> What you have to do
Search each line of the data for the word "lumborum"; copy every line where it is found.

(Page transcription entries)
************
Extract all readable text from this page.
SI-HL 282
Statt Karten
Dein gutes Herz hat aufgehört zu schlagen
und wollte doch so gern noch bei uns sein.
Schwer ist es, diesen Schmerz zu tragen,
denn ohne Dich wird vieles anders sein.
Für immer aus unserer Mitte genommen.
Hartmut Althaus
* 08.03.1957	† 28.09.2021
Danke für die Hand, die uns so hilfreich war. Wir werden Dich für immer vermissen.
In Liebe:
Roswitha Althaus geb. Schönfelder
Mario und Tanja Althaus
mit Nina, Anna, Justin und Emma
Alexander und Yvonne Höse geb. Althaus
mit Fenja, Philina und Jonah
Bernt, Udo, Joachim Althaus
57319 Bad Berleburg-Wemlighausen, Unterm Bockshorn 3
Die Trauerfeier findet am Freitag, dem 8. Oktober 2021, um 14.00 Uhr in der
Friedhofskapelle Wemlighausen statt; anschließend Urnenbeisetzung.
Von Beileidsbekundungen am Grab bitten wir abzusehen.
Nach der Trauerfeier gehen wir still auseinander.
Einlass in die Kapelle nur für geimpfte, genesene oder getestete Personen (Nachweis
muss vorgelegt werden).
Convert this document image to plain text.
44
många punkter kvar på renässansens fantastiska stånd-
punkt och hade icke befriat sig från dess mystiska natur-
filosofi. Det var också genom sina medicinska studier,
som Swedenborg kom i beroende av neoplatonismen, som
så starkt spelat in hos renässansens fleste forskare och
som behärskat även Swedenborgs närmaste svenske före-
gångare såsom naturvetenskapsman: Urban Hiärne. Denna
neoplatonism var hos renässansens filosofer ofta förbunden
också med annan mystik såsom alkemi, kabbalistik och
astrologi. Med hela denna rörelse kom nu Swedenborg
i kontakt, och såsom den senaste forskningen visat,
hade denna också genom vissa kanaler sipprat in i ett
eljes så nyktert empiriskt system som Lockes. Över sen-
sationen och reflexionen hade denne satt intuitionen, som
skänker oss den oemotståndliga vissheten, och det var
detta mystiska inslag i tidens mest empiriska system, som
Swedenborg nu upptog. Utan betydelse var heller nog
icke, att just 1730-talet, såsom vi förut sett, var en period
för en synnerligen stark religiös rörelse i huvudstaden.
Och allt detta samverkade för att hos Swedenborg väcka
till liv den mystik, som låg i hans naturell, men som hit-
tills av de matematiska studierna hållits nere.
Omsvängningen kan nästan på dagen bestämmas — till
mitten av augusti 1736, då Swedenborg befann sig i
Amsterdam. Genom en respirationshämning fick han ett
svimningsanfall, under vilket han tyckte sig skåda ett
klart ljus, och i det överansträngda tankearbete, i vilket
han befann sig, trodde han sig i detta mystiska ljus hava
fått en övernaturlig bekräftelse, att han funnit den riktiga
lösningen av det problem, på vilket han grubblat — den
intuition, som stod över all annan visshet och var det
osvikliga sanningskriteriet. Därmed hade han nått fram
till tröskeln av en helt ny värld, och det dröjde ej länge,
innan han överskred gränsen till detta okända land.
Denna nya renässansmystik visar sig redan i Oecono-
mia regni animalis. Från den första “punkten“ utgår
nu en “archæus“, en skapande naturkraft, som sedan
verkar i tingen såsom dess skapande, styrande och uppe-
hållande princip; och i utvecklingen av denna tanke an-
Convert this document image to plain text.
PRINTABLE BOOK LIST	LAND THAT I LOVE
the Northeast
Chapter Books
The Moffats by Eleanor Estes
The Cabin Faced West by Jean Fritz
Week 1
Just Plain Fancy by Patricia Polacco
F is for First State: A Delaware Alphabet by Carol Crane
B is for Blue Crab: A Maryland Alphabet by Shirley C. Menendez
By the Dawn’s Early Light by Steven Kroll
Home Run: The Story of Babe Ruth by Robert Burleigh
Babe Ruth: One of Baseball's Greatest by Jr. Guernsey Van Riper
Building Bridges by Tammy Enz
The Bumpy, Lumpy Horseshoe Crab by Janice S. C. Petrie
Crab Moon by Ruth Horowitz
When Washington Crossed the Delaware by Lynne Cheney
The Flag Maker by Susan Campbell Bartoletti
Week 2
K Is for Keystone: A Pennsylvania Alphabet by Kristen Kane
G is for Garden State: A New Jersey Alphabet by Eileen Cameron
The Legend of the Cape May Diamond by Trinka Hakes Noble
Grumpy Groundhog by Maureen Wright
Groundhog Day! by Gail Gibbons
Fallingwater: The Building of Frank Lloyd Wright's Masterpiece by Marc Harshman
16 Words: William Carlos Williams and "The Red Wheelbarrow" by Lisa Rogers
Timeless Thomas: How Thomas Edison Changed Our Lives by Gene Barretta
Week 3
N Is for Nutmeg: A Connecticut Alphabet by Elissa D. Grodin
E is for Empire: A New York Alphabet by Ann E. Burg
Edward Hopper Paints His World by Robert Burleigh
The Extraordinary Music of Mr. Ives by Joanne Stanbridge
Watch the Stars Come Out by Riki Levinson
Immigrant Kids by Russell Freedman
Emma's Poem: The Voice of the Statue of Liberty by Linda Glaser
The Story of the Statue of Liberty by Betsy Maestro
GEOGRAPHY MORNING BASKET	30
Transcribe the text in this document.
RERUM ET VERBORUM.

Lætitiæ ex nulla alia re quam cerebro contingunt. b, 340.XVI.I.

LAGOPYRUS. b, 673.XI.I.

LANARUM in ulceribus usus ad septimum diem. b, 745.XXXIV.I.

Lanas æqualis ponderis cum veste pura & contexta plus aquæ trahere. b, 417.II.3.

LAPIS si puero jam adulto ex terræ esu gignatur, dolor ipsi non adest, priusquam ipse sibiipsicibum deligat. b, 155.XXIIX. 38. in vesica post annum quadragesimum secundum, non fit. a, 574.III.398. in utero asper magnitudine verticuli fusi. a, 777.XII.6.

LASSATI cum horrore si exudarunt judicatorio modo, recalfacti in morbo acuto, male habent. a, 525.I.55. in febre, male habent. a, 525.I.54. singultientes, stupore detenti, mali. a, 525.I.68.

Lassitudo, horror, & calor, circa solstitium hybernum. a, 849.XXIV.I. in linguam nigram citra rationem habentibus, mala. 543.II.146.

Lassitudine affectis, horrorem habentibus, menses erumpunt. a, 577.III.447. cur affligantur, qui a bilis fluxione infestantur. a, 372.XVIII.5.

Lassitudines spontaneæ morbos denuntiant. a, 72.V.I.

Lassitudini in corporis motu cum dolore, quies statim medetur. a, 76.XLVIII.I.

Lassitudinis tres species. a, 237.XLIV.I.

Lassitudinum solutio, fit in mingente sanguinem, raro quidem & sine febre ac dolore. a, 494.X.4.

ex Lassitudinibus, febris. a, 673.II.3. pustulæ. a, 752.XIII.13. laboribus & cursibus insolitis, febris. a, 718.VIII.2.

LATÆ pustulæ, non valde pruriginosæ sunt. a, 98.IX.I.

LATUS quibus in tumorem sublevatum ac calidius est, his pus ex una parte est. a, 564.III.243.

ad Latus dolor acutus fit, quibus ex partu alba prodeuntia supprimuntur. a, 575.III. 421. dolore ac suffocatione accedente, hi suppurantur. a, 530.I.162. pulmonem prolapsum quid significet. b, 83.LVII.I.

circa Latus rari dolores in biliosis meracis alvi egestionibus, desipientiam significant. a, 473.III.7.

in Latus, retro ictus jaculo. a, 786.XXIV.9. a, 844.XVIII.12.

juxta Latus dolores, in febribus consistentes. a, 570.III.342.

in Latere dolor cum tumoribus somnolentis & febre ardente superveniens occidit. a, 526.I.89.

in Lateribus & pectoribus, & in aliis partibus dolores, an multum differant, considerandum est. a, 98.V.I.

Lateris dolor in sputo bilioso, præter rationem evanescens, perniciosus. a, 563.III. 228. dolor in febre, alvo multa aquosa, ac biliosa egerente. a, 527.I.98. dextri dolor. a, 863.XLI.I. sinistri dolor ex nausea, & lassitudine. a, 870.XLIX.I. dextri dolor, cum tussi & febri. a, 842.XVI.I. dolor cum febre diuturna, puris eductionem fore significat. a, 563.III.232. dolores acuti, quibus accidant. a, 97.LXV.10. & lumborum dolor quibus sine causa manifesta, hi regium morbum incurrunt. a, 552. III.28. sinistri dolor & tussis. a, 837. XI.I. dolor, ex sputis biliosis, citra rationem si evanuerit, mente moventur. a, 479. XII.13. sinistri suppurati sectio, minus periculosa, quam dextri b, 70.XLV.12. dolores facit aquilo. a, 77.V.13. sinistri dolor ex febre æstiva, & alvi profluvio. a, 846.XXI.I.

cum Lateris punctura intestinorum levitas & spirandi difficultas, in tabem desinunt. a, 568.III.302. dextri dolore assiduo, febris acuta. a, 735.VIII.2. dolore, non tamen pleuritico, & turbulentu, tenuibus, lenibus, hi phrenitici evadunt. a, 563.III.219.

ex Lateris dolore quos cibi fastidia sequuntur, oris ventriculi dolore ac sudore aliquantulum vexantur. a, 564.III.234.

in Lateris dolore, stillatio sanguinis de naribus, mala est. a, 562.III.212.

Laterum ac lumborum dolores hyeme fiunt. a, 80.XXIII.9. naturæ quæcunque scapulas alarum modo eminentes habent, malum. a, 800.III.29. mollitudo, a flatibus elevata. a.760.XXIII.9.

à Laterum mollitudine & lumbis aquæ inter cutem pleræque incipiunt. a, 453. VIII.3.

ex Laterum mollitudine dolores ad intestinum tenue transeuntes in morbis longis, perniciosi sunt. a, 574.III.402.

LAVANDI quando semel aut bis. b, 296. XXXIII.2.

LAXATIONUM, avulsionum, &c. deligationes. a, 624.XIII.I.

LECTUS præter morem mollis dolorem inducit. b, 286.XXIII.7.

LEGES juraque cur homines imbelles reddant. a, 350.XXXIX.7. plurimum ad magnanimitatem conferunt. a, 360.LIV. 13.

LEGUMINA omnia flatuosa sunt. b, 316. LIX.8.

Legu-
************
> Written solution
Lateris dolor in sputo bilioso, præter rationem evanescens, perniciosus. a, 563.III. 228. dolor in febre, alvo multa aquosa, ac biliosa egerente. a, 527.I.98. dextri dolor. a, 863.XLI.I. sinistri dolor ex nausea, & lassitudine. a, 870.XLIX.I. dextri dolor, cum tussi & febri. a, 842.XVI.I. dolor cum febre diuturna, puris eductionem fore significat. a, 563.III.232. dolores acuti, quibus accidant. a, 97.LXV.10. & lumborum dolor quibus sine causa manifesta, hi regium morbum incurrunt. a, 552. III.28. sinistri dolor & tussis. a, 837. XI.I. dolor, ex sputis biliosis, citra rationem si evanuerit, mente moventur. a, 479. XII.13. sinistri suppurati sectio, minus periculosa, quam dextri b, 70.XLV.12. dolores facit aquilo. a, 77.V.13. sinistri dolor ex febre æstiva, & alvi profluvio. a, 846.XXI.I.
Laterum ac lumborum dolores hyeme fiunt. a, 80.XXIII.9. naturæ quæcunque scapulas alarum modo eminentes habent, malum. a, 800.III.29. mollitudo, a flatibus elevata. a.760.XXIII.9.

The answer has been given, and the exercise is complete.